:: ENTRIES ::
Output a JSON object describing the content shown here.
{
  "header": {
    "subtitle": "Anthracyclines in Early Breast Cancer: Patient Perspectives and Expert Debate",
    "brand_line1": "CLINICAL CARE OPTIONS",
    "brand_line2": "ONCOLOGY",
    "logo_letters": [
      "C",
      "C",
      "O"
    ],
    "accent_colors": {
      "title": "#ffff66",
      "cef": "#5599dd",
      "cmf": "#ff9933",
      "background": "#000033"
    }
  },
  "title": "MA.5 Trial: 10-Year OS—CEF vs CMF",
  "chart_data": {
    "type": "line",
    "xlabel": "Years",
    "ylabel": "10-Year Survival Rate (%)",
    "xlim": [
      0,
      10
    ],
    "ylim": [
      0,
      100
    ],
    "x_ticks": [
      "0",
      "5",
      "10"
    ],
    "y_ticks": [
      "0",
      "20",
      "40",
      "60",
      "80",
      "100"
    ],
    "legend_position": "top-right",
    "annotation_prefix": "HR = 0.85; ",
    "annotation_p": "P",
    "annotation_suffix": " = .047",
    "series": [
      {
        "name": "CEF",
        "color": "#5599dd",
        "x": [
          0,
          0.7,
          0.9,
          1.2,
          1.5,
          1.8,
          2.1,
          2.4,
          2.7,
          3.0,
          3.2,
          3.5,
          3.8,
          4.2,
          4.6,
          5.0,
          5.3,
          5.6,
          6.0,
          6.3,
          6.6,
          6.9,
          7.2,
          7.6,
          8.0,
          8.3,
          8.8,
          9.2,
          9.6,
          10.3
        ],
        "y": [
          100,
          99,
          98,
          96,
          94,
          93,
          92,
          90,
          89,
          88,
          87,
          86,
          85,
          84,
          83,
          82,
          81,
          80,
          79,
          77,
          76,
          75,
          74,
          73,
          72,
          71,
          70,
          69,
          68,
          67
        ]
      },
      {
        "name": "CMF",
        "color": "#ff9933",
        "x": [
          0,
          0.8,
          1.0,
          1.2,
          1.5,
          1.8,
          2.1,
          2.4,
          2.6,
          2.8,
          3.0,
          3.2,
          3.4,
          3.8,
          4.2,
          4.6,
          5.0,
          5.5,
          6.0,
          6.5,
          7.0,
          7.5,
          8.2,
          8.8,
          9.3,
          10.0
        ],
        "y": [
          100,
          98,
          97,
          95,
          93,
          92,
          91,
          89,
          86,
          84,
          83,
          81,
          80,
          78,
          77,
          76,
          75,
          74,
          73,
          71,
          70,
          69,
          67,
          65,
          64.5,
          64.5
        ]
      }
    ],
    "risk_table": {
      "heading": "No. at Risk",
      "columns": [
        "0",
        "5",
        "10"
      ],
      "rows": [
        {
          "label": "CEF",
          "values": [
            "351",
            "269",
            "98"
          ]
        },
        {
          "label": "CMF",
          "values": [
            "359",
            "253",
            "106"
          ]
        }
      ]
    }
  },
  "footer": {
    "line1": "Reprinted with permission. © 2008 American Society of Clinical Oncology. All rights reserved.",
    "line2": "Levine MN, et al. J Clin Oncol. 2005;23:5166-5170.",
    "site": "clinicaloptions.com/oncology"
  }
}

:: INSTRUCTIONS FOR THE TASK ::
All records above must be set down exactly, please.

:: TASK OUTPUT ::
Output a JSON object describing the content shown here.
{
  "header": {
    "subtitle": "Anthracyclines in Early Breast Cancer: Patient Perspectives and Expert Debate",
    "brand_line1": "CLINICAL CARE OPTIONS",
    "brand_line2": "ONCOLOGY",
    "logo_letters": [
      "C",
      "C",
      "O"
    ],
    "accent_colors": {
      "title": "#ffff66",
      "cef": "#5599dd",
      "cmf": "#ff9933",
      "background": "#000033"
    }
  },
  "title": "MA.5 Trial: 10-Year OS—CEF vs CMF",
  "chart_data": {
    "type": "line",
    "xlabel": "Years",
    "ylabel": "10-Year Survival Rate (%)",
    "xlim": [
      0,
      10
    ],
    "ylim": [
      0,
      100
    ],
    "x_ticks": [
      "0",
      "5",
      "10"
    ],
    "y_ticks": [
      "0",
      "20",
      "40",
      "60",
      "80",
      "100"
    ],
    "legend_position": "top-right",
    "annotation_prefix": "HR = 0.85; ",
    "annotation_p": "P",
    "annotation_suffix": " = .047",
    "series": [
      {
        "name": "CEF",
        "color": "#5599dd",
        "x": [
          0,
          0.7,
          0.9,
          1.2,
          1.5,
          1.8,
          2.1,
          2.4,
          2.7,
          3.0,
          3.2,
          3.5,
          3.8,
          4.2,
          4.6,
          5.0,
          5.3,
          5.6,
          6.0,
          6.3,
          6.6,
          6.9,
          7.2,
          7.6,
          8.0,
          8.3,
          8.8,
          9.2,
          9.6,
          10.3
        ],
        "y": [
          100,
          99,
          98,
          96,
          94,
          93,
          92,
          90,
          89,
          88,
          87,
          86,
          85,
          84,
          83,
          82,
          81,
          80,
          79,
          77,
          76,
          75,
          74,
          73,
          72,
          71,
          70,
          69,
          68,
          67
        ]
      },
      {
        "name": "CMF",
        "color": "#ff9933",
        "x": [
          0,
          0.8,
          1.0,
          1.2,
          1.5,
          1.8,
          2.1,
          2.4,
          2.6,
          2.8,
          3.0,
          3.2,
          3.4,
          3.8,
          4.2,
          4.6,
          5.0,
          5.5,
          6.0,
          6.5,
          7.0,
          7.5,
          8.2,
          8.8,
          9.3,
          10.0
        ],
        "y": [
          100,
          98,
          97,
          95,
          93,
          92,
          91,
          89,
          86,
          84,
          83,
          81,
          80,
          78,
          77,
          76,
          75,
          74,
          73,
          71,
          70,
          69,
          67,
          65,
          64.5,
          64.5
        ]
      }
    ],
    "risk_table": {
      "heading": "No. at Risk",
      "columns": [
        "0",
        "5",
        "10"
      ],
      "rows": [
        {
          "label": "CEF",
          "values": [
            "351",
            "269",
            "98"
          ]
        },
        {
          "label": "CMF",
          "values": [
            "359",
            "253",
            "106"
          ]
        }
      ]
    }
  },
  "footer": {
    "line1": "Reprinted with permission. © 2008 American Society of Clinical Oncology. All rights reserved.",
    "line2": "Levine MN, et al. J Clin Oncol. 2005;23:5166-5170.",
    "site": "clinicaloptions.com/oncology"
  }
}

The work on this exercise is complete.